Work instructions: Filter the records below and copy every line containing the word "losy".

[Data entries]
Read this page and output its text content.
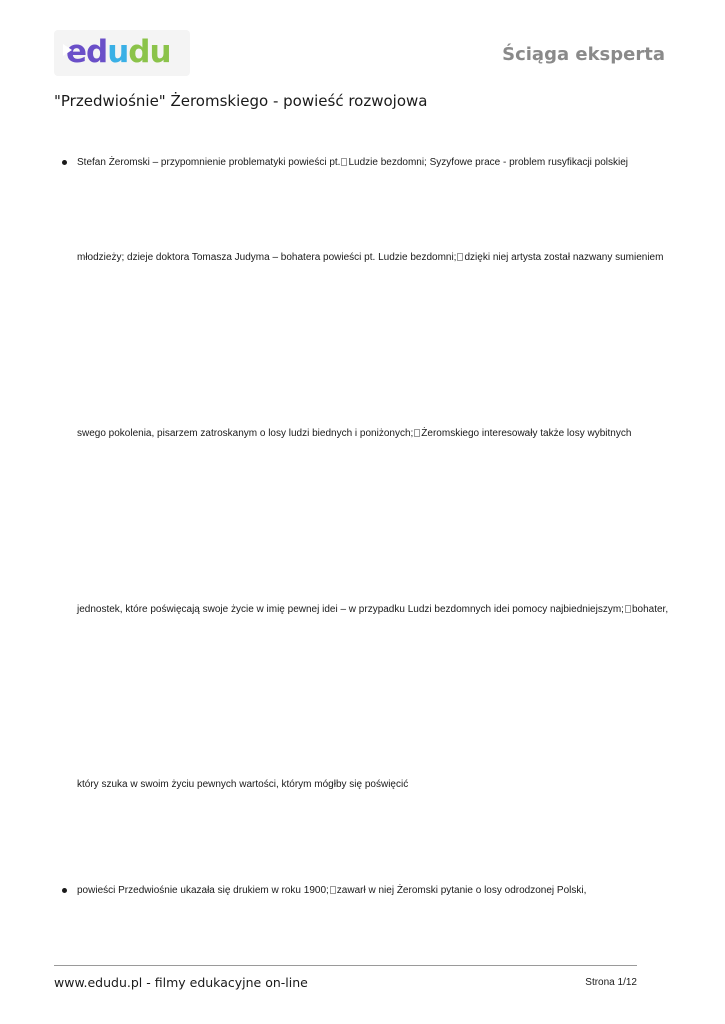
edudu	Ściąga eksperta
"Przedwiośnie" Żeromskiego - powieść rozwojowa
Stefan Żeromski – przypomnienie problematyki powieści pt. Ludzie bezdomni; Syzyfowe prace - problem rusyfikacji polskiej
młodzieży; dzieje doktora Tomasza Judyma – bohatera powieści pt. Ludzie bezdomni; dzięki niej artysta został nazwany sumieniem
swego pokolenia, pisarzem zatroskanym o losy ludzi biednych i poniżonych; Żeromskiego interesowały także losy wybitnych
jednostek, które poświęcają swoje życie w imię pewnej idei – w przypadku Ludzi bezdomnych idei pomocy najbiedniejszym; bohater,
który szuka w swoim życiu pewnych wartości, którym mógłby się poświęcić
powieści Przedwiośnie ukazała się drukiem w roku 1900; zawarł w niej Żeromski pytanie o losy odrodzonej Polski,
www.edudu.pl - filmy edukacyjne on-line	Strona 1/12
--
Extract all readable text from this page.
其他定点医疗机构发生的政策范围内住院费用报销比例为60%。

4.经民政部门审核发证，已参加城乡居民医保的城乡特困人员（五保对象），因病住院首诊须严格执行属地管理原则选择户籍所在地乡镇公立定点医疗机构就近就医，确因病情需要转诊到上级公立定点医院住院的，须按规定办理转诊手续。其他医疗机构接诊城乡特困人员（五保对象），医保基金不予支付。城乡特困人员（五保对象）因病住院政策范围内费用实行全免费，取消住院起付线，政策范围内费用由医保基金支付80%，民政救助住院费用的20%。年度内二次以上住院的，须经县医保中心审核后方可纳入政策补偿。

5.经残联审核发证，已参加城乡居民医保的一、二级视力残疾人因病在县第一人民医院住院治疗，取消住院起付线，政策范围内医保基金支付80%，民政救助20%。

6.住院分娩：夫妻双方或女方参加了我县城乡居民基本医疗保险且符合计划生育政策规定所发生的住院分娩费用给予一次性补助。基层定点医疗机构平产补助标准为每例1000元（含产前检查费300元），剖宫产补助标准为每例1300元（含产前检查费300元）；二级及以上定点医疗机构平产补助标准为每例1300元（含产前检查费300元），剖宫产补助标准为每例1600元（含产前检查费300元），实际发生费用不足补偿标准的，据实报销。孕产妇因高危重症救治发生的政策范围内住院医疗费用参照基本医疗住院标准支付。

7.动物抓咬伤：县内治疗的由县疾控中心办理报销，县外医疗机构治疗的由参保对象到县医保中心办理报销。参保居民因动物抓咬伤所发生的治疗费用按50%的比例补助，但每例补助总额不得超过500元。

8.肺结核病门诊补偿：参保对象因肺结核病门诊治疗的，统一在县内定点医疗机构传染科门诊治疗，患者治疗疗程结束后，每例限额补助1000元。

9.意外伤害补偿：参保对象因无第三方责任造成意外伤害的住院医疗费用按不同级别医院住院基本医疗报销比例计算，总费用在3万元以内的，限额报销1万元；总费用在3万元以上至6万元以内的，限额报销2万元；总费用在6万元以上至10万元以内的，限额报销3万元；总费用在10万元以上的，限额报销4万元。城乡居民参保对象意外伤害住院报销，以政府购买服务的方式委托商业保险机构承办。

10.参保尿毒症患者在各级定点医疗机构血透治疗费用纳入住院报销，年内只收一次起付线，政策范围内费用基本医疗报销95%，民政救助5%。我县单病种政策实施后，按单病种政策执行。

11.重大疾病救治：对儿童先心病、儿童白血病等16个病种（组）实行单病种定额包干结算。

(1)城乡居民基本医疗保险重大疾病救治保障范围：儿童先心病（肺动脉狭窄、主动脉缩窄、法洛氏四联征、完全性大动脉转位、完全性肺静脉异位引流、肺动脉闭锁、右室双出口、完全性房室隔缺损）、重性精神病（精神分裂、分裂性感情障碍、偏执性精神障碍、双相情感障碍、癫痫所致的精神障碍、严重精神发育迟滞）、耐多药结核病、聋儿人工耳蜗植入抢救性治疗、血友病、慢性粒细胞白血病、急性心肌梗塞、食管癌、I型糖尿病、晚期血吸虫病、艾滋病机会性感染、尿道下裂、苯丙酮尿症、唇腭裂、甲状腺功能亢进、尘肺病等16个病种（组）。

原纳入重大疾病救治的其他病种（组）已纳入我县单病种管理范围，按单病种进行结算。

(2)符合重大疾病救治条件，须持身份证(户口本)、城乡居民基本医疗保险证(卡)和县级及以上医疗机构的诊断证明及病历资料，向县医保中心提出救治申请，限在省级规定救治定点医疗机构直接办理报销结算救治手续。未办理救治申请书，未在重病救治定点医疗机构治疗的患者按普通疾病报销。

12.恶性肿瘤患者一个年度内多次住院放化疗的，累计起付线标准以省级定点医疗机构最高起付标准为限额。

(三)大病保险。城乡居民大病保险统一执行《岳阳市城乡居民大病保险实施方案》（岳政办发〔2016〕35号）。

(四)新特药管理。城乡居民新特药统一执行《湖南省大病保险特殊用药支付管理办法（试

Task output:
swego pokolenia, pisarzem zatroskanym o losy ludzi biednych i poniżonych; Żeromskiego interesowały także losy wybitnych
powieści Przedwiośnie ukazała się drukiem w roku 1900; zawarł w niej Żeromski pytanie o losy odrodzonej Polski,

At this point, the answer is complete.